CHALLENGE:
Transcribe the material in full. Nothing should differ except that the pictures are left out.

╭─ EXTRACTED ENTRIES

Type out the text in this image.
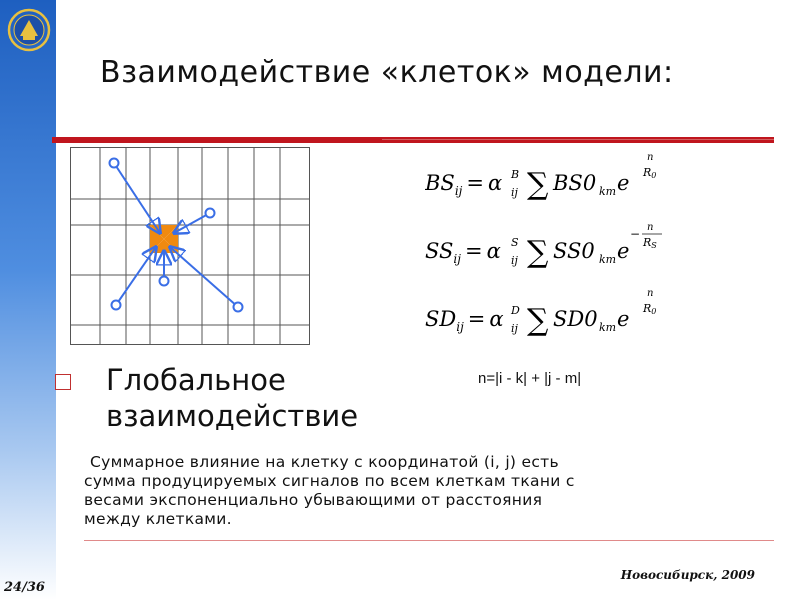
Взаимодействие «клеток» модели:
$BS_{ij} = \alpha$ B
ij ∑ BS0 km e
n
R0
$SS_{ij} = \alpha$ S
ij ∑ SS0 km e
− n
RS
$SD_{ij} = \alpha$ D
ij ∑ SD0 km e
n
R0
Глобальное
взаимодействие
n=|i - k| + |j - m|
Суммарное влияние на клетку с координатой (i, j) есть
сумма продуцируемых сигналов по всем клеткам ткани с
весами экспоненциально убывающими от расстояния
между клетками.
Новосибирск, 2009
24/36
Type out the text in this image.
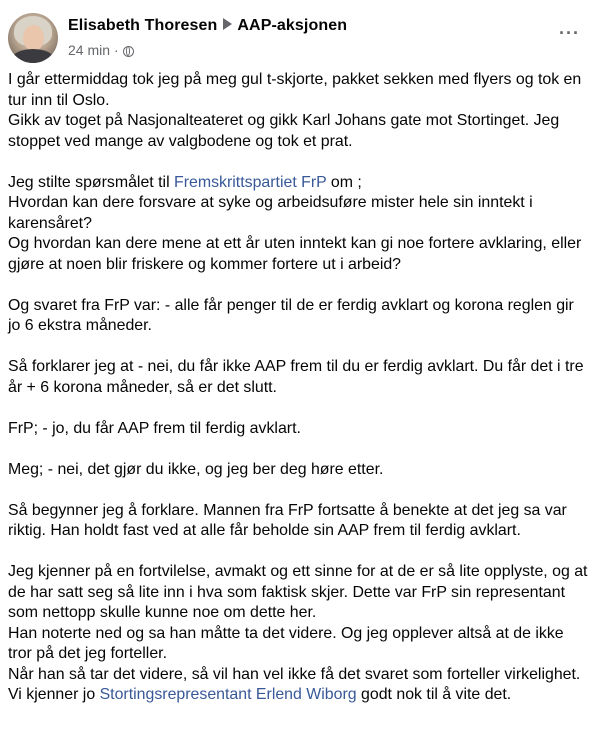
Elisabeth Thoresen AAP-aksjonen
24 min ·
···

I går ettermiddag tok jeg på meg gul t-skjorte, pakket sekken med flyers og tok en tur inn til Oslo.

Gikk av toget på Nasjonalteateret og gikk Karl Johans gate mot Stortinget. Jeg stoppet ved mange av valgbodene og tok et prat.

Jeg stilte spørsmålet til Fremskrittspartiet FrP om ;

Hvordan kan dere forsvare at syke og arbeidsuføre mister hele sin inntekt i karensåret?

Og hvordan kan dere mene at ett år uten inntekt kan gi noe fortere avklaring, eller gjøre at noen blir friskere og kommer fortere ut i arbeid?

Og svaret fra FrP var: - alle får penger til de er ferdig avklart og korona reglen gir jo 6 ekstra måneder.

Så forklarer jeg at - nei, du får ikke AAP frem til du er ferdig avklart. Du får det i tre år + 6 korona måneder, så er det slutt.

FrP; - jo, du får AAP frem til ferdig avklart.

Meg; - nei, det gjør du ikke, og jeg ber deg høre etter.

Så begynner jeg å forklare. Mannen fra FrP fortsatte å benekte at det jeg sa var riktig. Han holdt fast ved at alle får beholde sin AAP frem til ferdig avklart.

Jeg kjenner på en fortvilelse, avmakt og ett sinne for at de er så lite opplyste, og at de har satt seg så lite inn i hva som faktisk skjer. Dette var FrP sin representant som nettopp skulle kunne noe om dette her.

Han noterte ned og sa han måtte ta det videre. Og jeg opplever altså at de ikke tror på det jeg forteller.

Når han så tar det videre, så vil han vel ikke få det svaret som forteller virkelighet. Vi kjenner jo Stortingsrepresentant Erlend Wiborg godt nok til å vite det.
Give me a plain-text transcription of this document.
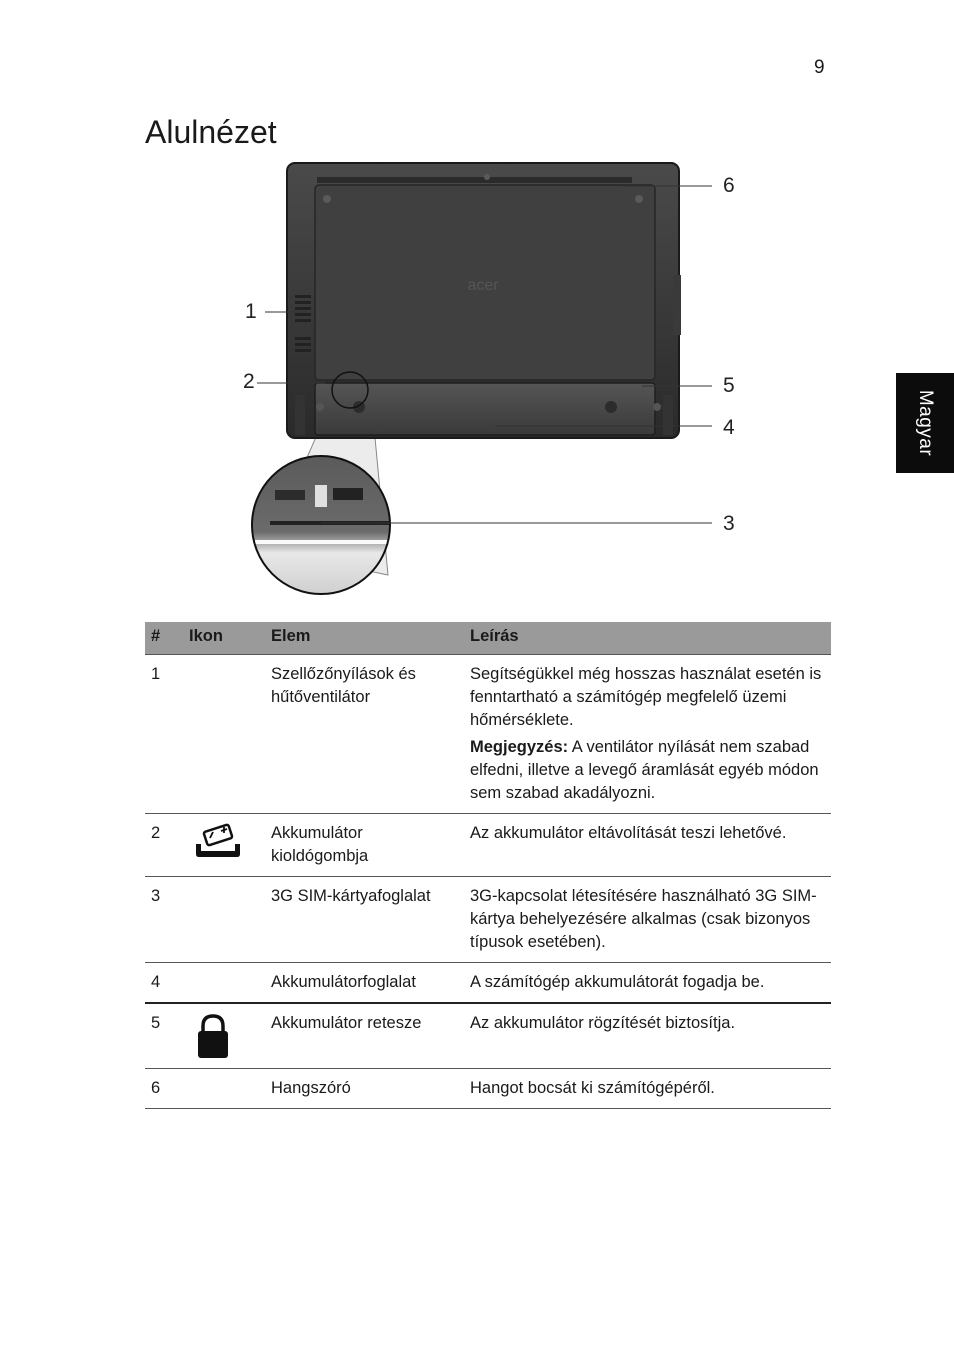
9
Alulnézet
Magyar
acer
6
1
2	5
4
3
#	Ikon	Elem	Leírás
1		Szellőzőnyílások és hűtőventilátor	Segítségükkel még hosszas használat esetén is fenntartható a számítógép megfelelő üzemi hőmérséklete.
Megjegyzés: A ventilátor nyílását nem szabad elfedni, illetve a levegő áramlását egyéb módon sem szabad akadályozni.

2		Akkumulátor kioldógombja	Az akkumulátor eltávolítását teszi lehetővé.
3		3G SIM-kártyafoglalat	3G-kapcsolat létesítésére használható 3G SIM-kártya behelyezésére alkalmas (csak bizonyos típusok esetében).
4		Akkumulátorfoglalat	A számítógép akkumulátorát fogadja be.
5		Akkumulátor retesze	Az akkumulátor rögzítését biztosítja.
6		Hangszóró	Hangot bocsát ki számítógépéről.
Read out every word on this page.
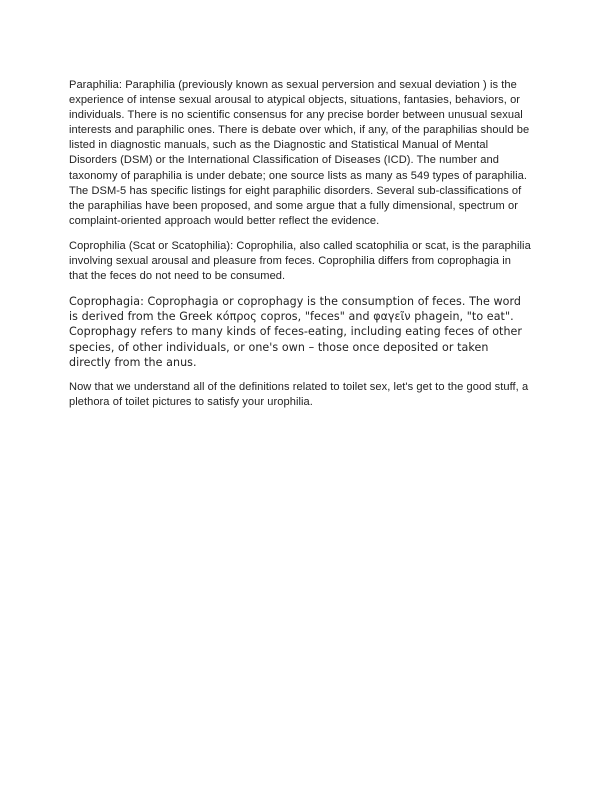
Paraphilia: Paraphilia (previously known as sexual perversion and sexual deviation ) is the experience of intense sexual arousal to atypical objects, situations, fantasies, behaviors, or individuals. There is no scientific consensus for any precise border between unusual sexual interests and paraphilic ones. There is debate over which, if any, of the paraphilias should be listed in diagnostic manuals, such as the Diagnostic and Statistical Manual of Mental Disorders (DSM) or the International Classification of Diseases (ICD). The number and taxonomy of paraphilia is under debate; one source lists as many as 549 types of paraphilia. The DSM-5 has specific listings for eight paraphilic disorders. Several sub-classifications of the paraphilias have been proposed, and some argue that a fully dimensional, spectrum or complaint-oriented approach would better reflect the evidence.

Coprophilia (Scat or Scatophilia): Coprophilia, also called scatophilia or scat, is the paraphilia involving sexual arousal and pleasure from feces. Coprophilia differs from coprophagia in that the feces do not need to be consumed.

Coprophagia: Coprophagia or coprophagy is the consumption of feces. The word is derived from the Greek κόπρος copros, "feces" and φαγεῖν phagein, "to eat". Coprophagy refers to many kinds of feces-eating, including eating feces of other species, of other individuals, or one's own – those once deposited or taken directly from the anus.

Now that we understand all of the definitions related to toilet sex, let's get to the good stuff, a plethora of toilet pictures to satisfy your urophilia.
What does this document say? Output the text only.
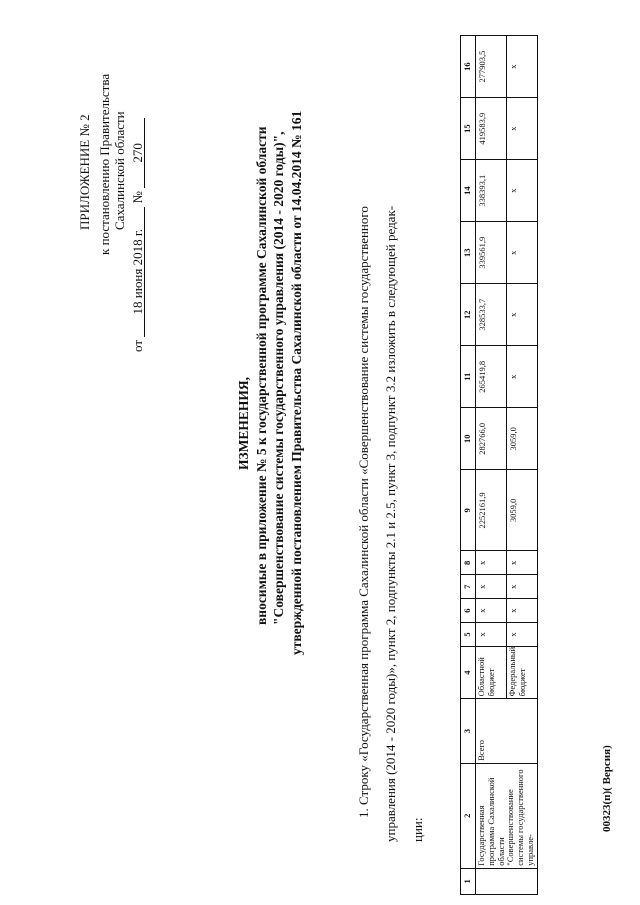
ПРИЛОЖЕНИЕ № 2 к постановлению Правительства Сахалинской области
от 18 июня 2018 г. № 270
ИЗМЕНЕНИЯ, вносимые в приложение № 5 к государственной программе Сахалинской области "Совершенствование системы государственного управления (2014 - 2020 годы)", утвержденной постановлением Правительства Сахалинской области от 14.04.2014 № 161	1. Строку «Государственная программа Сахалинской области «Совершенствование системы государственного управления (2014 - 2020 годы)», пункт 2, подпункты 2.1 и 2.5, пункт 3, подпункт 3.2 изложить в следующей редак- ции:
1	2	3	4	5	6	7	8	9	10	11	12	13	14	15	16
	Государственная программа Сахалинской области "Совершенствование системы государственного управле-	Всего	Областной бюджет	х	х	х	х	2252161,9	282766,0	265419,8	328533,7	339561,9	338393,1	419583,9	277903,5
			Федеральный бюджет	х	х	х	х	3059,0	3059,0	х	х	х	х	х	х
00323(п)( Версия)
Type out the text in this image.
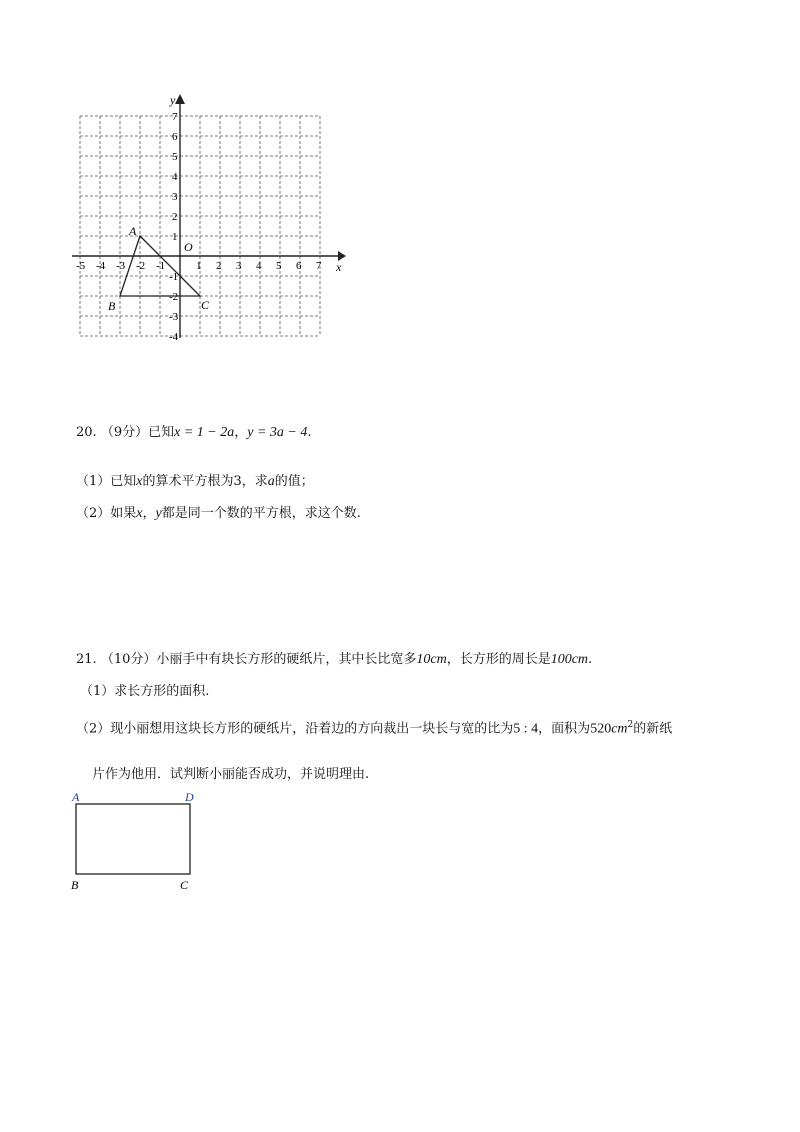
x
y
O
-5 -4 -3 -2 -1	1 2 3 4 5 6 7
7
6
5
4
3
2
1
-1
-2
-3
-4
A
B	C
20. （9分）已知x = 1 − 2a，y = 3a − 4.
（1）已知x的算术平方根为3，求a的值；
（2）如果x，y都是同一个数的平方根，求这个数.
21. （10分）小丽手中有块长方形的硬纸片，其中长比宽多10cm，长方形的周长是100cm.
（1）求长方形的面积.
（2）现小丽想用这块长方形的硬纸片，沿着边的方向裁出一块长与宽的比为5 : 4，面积为$520cm^2$的新纸
片作为他用．试判断小丽能否成功，并说明理由.
A	D
B	C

╰─

TASK SOLUTION:
Type out the text in this image.
Взаимодействие «клеток» модели:
$BS_{ij} = \alpha$ B
ij ∑ BS0 km e
n
R0
$SS_{ij} = \alpha$ S
ij ∑ SS0 km e
− n
RS
$SD_{ij} = \alpha$ D
ij ∑ SD0 km e
n
R0
Глобальное
взаимодействие
n=|i - k| + |j - m|
Суммарное влияние на клетку с координатой (i, j) есть
сумма продуцируемых сигналов по всем клеткам ткани с
весами экспоненциально убывающими от расстояния
между клетками.
Новосибирск, 2009
24/36
Type out the text in this image.
Elisabeth Thoresen AAP-aksjonen
24 min ·
···

I går ettermiddag tok jeg på meg gul t-skjorte, pakket sekken med flyers og tok en tur inn til Oslo.

Gikk av toget på Nasjonalteateret og gikk Karl Johans gate mot Stortinget. Jeg stoppet ved mange av valgbodene og tok et prat.

Jeg stilte spørsmålet til Fremskrittspartiet FrP om ;

Hvordan kan dere forsvare at syke og arbeidsuføre mister hele sin inntekt i karensåret?

Og hvordan kan dere mene at ett år uten inntekt kan gi noe fortere avklaring, eller gjøre at noen blir friskere og kommer fortere ut i arbeid?

Og svaret fra FrP var: - alle får penger til de er ferdig avklart og korona reglen gir jo 6 ekstra måneder.

Så forklarer jeg at - nei, du får ikke AAP frem til du er ferdig avklart. Du får det i tre år + 6 korona måneder, så er det slutt.

FrP; - jo, du får AAP frem til ferdig avklart.

Meg; - nei, det gjør du ikke, og jeg ber deg høre etter.

Så begynner jeg å forklare. Mannen fra FrP fortsatte å benekte at det jeg sa var riktig. Han holdt fast ved at alle får beholde sin AAP frem til ferdig avklart.

Jeg kjenner på en fortvilelse, avmakt og ett sinne for at de er så lite opplyste, og at de har satt seg så lite inn i hva som faktisk skjer. Dette var FrP sin representant som nettopp skulle kunne noe om dette her.

Han noterte ned og sa han måtte ta det videre. Og jeg opplever altså at de ikke tror på det jeg forteller.

Når han så tar det videre, så vil han vel ikke få det svaret som forteller virkelighet. Vi kjenner jo Stortingsrepresentant Erlend Wiborg godt nok til å vite det.
Give me a plain-text transcription of this document.
9
Alulnézet
Magyar
acer
6
1
2	5
4
3
#	Ikon	Elem	Leírás
1		Szellőzőnyílások és hűtőventilátor	Segítségükkel még hosszas használat esetén is fenntartható a számítógép megfelelő üzemi hőmérséklete.
Megjegyzés: A ventilátor nyílását nem szabad elfedni, illetve a levegő áramlását egyéb módon sem szabad akadályozni.

2		Akkumulátor kioldógombja	Az akkumulátor eltávolítását teszi lehetővé.
3		3G SIM-kártyafoglalat	3G-kapcsolat létesítésére használható 3G SIM-kártya behelyezésére alkalmas (csak bizonyos típusok esetében).
4		Akkumulátorfoglalat	A számítógép akkumulátorát fogadja be.
5		Akkumulátor retesze	Az akkumulátor rögzítését biztosítja.
6		Hangszóró	Hangot bocsát ki számítógépéről.
Read out every word on this page.
Paraphilia: Paraphilia (previously known as sexual perversion and sexual deviation ) is the experience of intense sexual arousal to atypical objects, situations, fantasies, behaviors, or individuals. There is no scientific consensus for any precise border between unusual sexual interests and paraphilic ones. There is debate over which, if any, of the paraphilias should be listed in diagnostic manuals, such as the Diagnostic and Statistical Manual of Mental Disorders (DSM) or the International Classification of Diseases (ICD). The number and taxonomy of paraphilia is under debate; one source lists as many as 549 types of paraphilia. The DSM-5 has specific listings for eight paraphilic disorders. Several sub-classifications of the paraphilias have been proposed, and some argue that a fully dimensional, spectrum or complaint-oriented approach would better reflect the evidence.

Coprophilia (Scat or Scatophilia): Coprophilia, also called scatophilia or scat, is the paraphilia involving sexual arousal and pleasure from feces. Coprophilia differs from coprophagia in that the feces do not need to be consumed.

Coprophagia: Coprophagia or coprophagy is the consumption of feces. The word is derived from the Greek κόπρος copros, "feces" and φαγεῖν phagein, "to eat". Coprophagy refers to many kinds of feces-eating, including eating feces of other species, of other individuals, or one's own – those once deposited or taken directly from the anus.

Now that we understand all of the definitions related to toilet sex, let's get to the good stuff, a plethora of toilet pictures to satisfy your urophilia.
What does this document say? Output the text only.
ПРИЛОЖЕНИЕ № 2 к постановлению Правительства Сахалинской области
от 18 июня 2018 г. № 270
ИЗМЕНЕНИЯ, вносимые в приложение № 5 к государственной программе Сахалинской области "Совершенствование системы государственного управления (2014 - 2020 годы)", утвержденной постановлением Правительства Сахалинской области от 14.04.2014 № 161	1. Строку «Государственная программа Сахалинской области «Совершенствование системы государственного управления (2014 - 2020 годы)», пункт 2, подпункты 2.1 и 2.5, пункт 3, подпункт 3.2 изложить в следующей редак- ции:
1	2	3	4	5	6	7	8	9	10	11	12	13	14	15	16
	Государственная программа Сахалинской области "Совершенствование системы государственного управле-	Всего	Областной бюджет	х	х	х	х	2252161,9	282766,0	265419,8	328533,7	339561,9	338393,1	419583,9	277903,5
			Федеральный бюджет	х	х	х	х	3059,0	3059,0	х	х	х	х	х	х
00323(п)( Версия)
Type out the text in this image.
x
y
O
-5 -4 -3 -2 -1	1 2 3 4 5 6 7
7
6
5
4
3
2
1
-1
-2
-3
-4
A
B	C
20. （9分）已知x = 1 − 2a，y = 3a − 4.
（1）已知x的算术平方根为3，求a的值；
（2）如果x，y都是同一个数的平方根，求这个数.
21. （10分）小丽手中有块长方形的硬纸片，其中长比宽多10cm，长方形的周长是100cm.
（1）求长方形的面积.
（2）现小丽想用这块长方形的硬纸片，沿着边的方向裁出一块长与宽的比为5 : 4，面积为$520cm^2$的新纸
片作为他用．试判断小丽能否成功，并说明理由.
A	D
B	C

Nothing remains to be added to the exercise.